* [Entries taken from a collection]
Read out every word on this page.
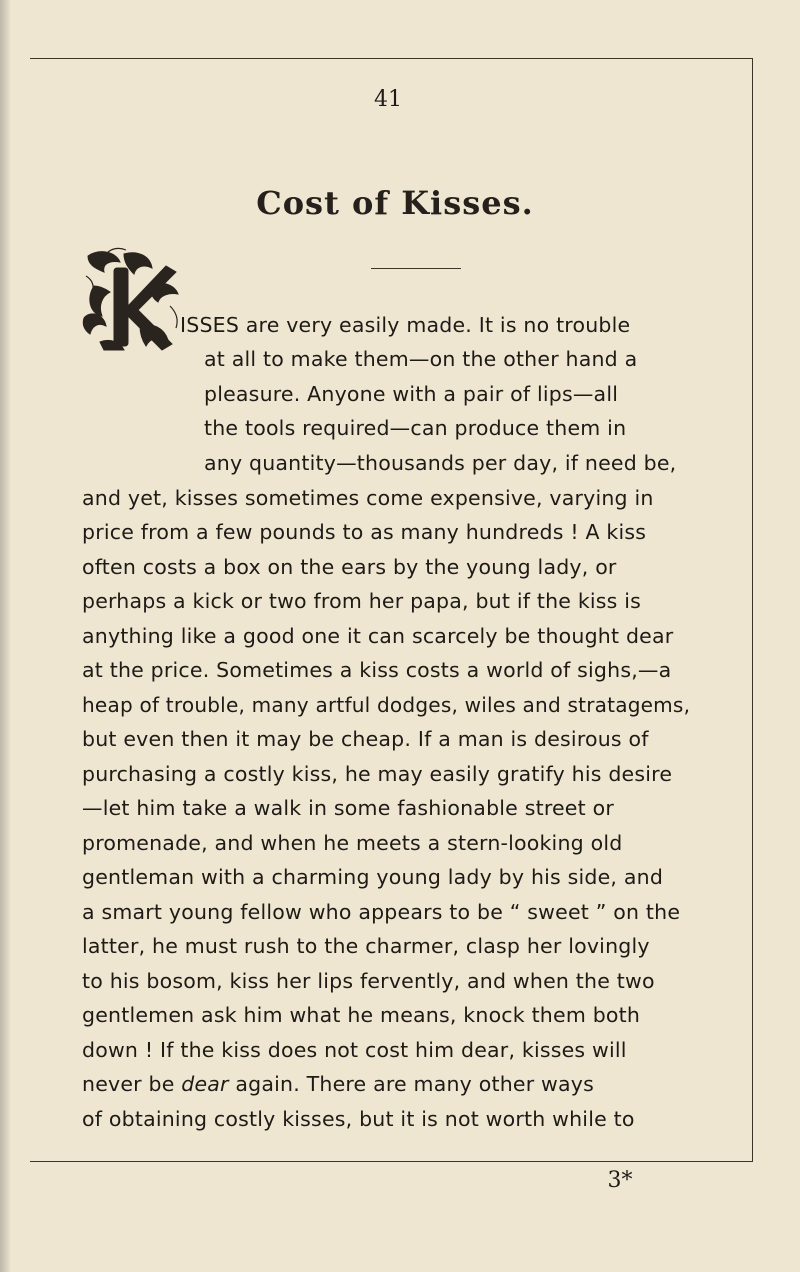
41
Cost of Kisses.
ISSES are very easily made. It is no trouble
at all to make them—on the other hand a
pleasure. Anyone with a pair of lips—all
the tools required—can produce them in
any quantity—thousands per day, if need be,
and yet, kisses sometimes come expensive, varying in
price from a few pounds to as many hundreds ! A kiss
often costs a box on the ears by the young lady, or
perhaps a kick or two from her papa, but if the kiss is
anything like a good one it can scarcely be thought dear
at the price. Sometimes a kiss costs a world of sighs,—a
heap of trouble, many artful dodges, wiles and stratagems,
but even then it may be cheap. If a man is desirous of
purchasing a costly kiss, he may easily gratify his desire
—let him take a walk in some fashionable street or
promenade, and when he meets a stern-looking old
gentleman with a charming young lady by his side, and
a smart young fellow who appears to be “ sweet ” on the
latter, he must rush to the charmer, clasp her lovingly
to his bosom, kiss her lips fervently, and when the two
gentlemen ask him what he means, knock them both
down ! If the kiss does not cost him dear, kisses will
never be dear again. There are many other ways
of obtaining costly kisses, but it is not worth while to
3*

* [Problem] Without including the pictures, reproduce all entries exactly.

* [Problem solution]
Read out every word on this page.
41
Cost of Kisses.
ISSES are very easily made. It is no trouble
at all to make them—on the other hand a
pleasure. Anyone with a pair of lips—all
the tools required—can produce them in
any quantity—thousands per day, if need be,
and yet, kisses sometimes come expensive, varying in
price from a few pounds to as many hundreds ! A kiss
often costs a box on the ears by the young lady, or
perhaps a kick or two from her papa, but if the kiss is
anything like a good one it can scarcely be thought dear
at the price. Sometimes a kiss costs a world of sighs,—a
heap of trouble, many artful dodges, wiles and stratagems,
but even then it may be cheap. If a man is desirous of
purchasing a costly kiss, he may easily gratify his desire
—let him take a walk in some fashionable street or
promenade, and when he meets a stern-looking old
gentleman with a charming young lady by his side, and
a smart young fellow who appears to be “ sweet ” on the
latter, he must rush to the charmer, clasp her lovingly
to his bosom, kiss her lips fervently, and when the two
gentlemen ask him what he means, knock them both
down ! If the kiss does not cost him dear, kisses will
never be dear again. There are many other ways
of obtaining costly kisses, but it is not worth while to
3*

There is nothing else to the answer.